*STATED GOAL:*
Pictures aside, repeat every entry exactly.

*DATASET ROWS:*

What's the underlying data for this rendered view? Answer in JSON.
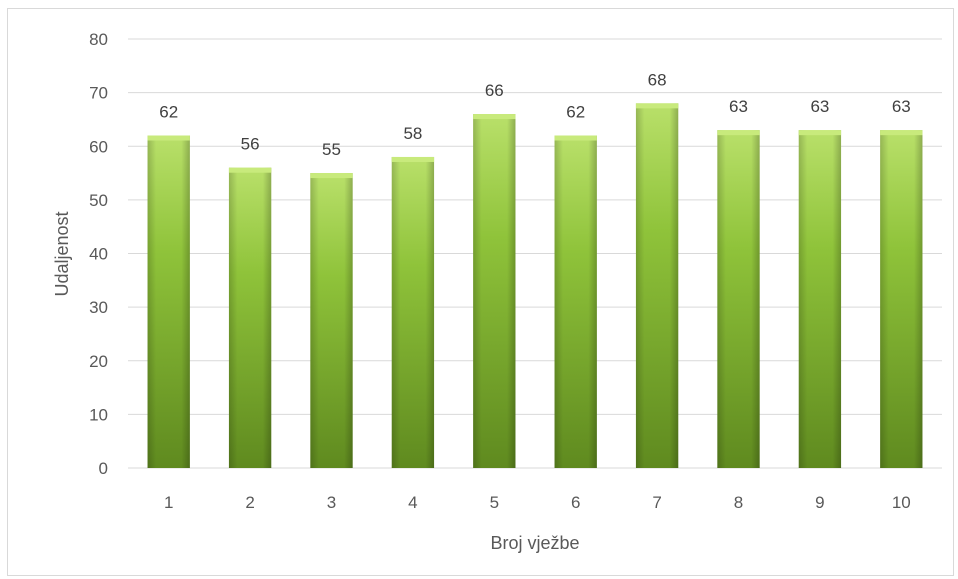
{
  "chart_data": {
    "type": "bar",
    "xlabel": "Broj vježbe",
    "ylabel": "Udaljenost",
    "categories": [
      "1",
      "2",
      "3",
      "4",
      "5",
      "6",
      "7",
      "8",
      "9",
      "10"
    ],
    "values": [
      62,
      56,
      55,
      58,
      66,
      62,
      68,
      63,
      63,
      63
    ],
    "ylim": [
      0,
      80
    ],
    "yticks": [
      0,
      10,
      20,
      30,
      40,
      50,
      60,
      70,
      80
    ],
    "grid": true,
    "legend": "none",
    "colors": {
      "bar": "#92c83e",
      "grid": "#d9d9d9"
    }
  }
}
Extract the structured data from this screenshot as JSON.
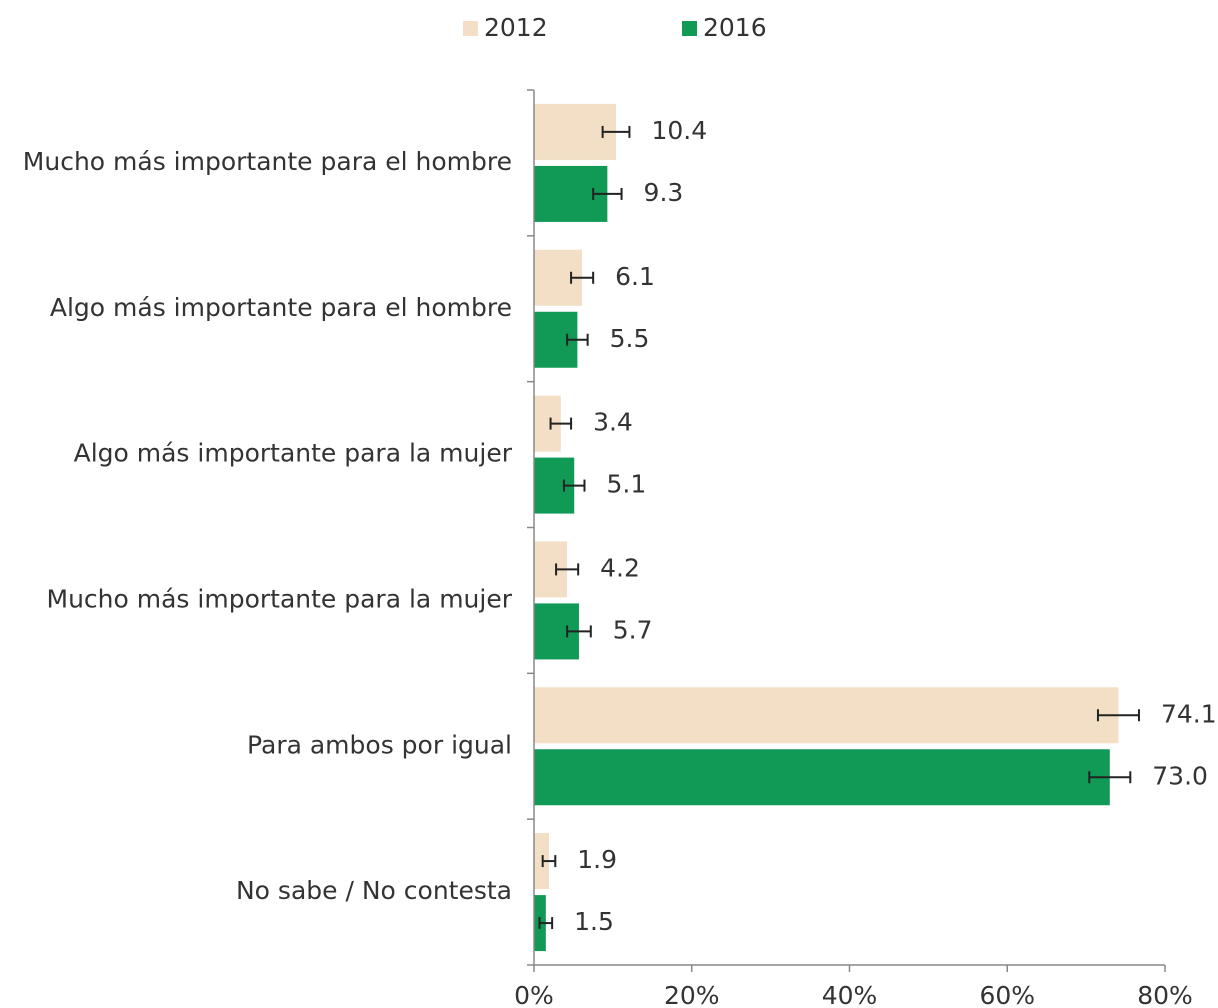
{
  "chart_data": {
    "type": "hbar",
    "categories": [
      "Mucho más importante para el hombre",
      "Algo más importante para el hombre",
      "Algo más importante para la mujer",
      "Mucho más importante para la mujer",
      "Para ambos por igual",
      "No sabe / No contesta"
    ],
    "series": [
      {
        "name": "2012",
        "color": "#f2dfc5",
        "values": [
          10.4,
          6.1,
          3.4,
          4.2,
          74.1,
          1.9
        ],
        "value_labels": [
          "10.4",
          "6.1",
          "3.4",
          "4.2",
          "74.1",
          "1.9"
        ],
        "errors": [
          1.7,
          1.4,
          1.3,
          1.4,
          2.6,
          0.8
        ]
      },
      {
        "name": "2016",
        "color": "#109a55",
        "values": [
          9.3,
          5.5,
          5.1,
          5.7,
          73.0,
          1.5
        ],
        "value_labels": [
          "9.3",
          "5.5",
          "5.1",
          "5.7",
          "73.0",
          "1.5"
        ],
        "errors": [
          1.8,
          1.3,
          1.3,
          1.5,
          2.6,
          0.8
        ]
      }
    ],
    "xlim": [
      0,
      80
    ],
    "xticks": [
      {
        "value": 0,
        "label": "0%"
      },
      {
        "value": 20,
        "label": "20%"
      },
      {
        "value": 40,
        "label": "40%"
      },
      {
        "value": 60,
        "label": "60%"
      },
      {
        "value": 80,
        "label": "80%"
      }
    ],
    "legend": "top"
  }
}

*RESPONSE:*
What's the underlying data for this rendered view? Answer in JSON.
{
  "chart_data": {
    "type": "bar",
    "xlabel": "Broj vježbe",
    "ylabel": "Udaljenost",
    "categories": [
      "1",
      "2",
      "3",
      "4",
      "5",
      "6",
      "7",
      "8",
      "9",
      "10"
    ],
    "values": [
      62,
      56,
      55,
      58,
      66,
      62,
      68,
      63,
      63,
      63
    ],
    "ylim": [
      0,
      80
    ],
    "yticks": [
      0,
      10,
      20,
      30,
      40,
      50,
      60,
      70,
      80
    ],
    "grid": true,
    "legend": "none",
    "colors": {
      "bar": "#92c83e",
      "grid": "#d9d9d9"
    }
  }
}
Extract the structured data from this screenshot as JSON.
{
  "chart_data": {
    "type": "hbar",
    "categories": [
      "Mucho más importante para el hombre",
      "Algo más importante para el hombre",
      "Algo más importante para la mujer",
      "Mucho más importante para la mujer",
      "Para ambos por igual",
      "No sabe / No contesta"
    ],
    "series": [
      {
        "name": "2012",
        "color": "#f2dfc5",
        "values": [
          10.4,
          6.1,
          3.4,
          4.2,
          74.1,
          1.9
        ],
        "value_labels": [
          "10.4",
          "6.1",
          "3.4",
          "4.2",
          "74.1",
          "1.9"
        ],
        "errors": [
          1.7,
          1.4,
          1.3,
          1.4,
          2.6,
          0.8
        ]
      },
      {
        "name": "2016",
        "color": "#109a55",
        "values": [
          9.3,
          5.5,
          5.1,
          5.7,
          73.0,
          1.5
        ],
        "value_labels": [
          "9.3",
          "5.5",
          "5.1",
          "5.7",
          "73.0",
          "1.5"
        ],
        "errors": [
          1.8,
          1.3,
          1.3,
          1.5,
          2.6,
          0.8
        ]
      }
    ],
    "xlim": [
      0,
      80
    ],
    "xticks": [
      {
        "value": 0,
        "label": "0%"
      },
      {
        "value": 20,
        "label": "20%"
      },
      {
        "value": 40,
        "label": "40%"
      },
      {
        "value": 60,
        "label": "60%"
      },
      {
        "value": 80,
        "label": "80%"
      }
    ],
    "legend": "top"
  }
}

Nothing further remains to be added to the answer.